▶ _EXERCISE AIM_:
Extract all lines that hold the string "Podstawy".

- - -

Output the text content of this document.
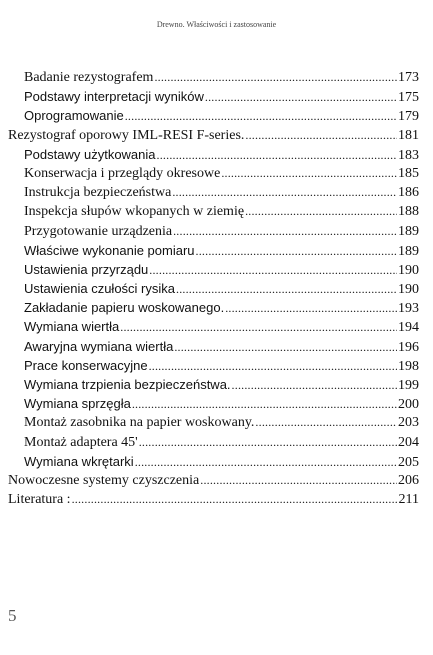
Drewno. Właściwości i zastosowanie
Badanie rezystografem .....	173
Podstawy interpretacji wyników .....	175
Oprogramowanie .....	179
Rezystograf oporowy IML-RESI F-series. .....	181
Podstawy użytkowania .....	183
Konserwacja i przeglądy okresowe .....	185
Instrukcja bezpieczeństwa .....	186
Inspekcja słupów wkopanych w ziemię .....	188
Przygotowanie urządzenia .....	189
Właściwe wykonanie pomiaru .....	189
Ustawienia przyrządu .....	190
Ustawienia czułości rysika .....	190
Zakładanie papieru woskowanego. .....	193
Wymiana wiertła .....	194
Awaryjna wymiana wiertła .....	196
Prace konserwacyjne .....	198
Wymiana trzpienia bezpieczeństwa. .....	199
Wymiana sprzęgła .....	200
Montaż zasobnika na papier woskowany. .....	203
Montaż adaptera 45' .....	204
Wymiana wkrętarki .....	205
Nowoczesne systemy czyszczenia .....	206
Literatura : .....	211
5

- - -

▶ _SOLUTION TO THE EXERCISE_:
Podstawy interpretacji wyników .....	175
Podstawy użytkowania .....	183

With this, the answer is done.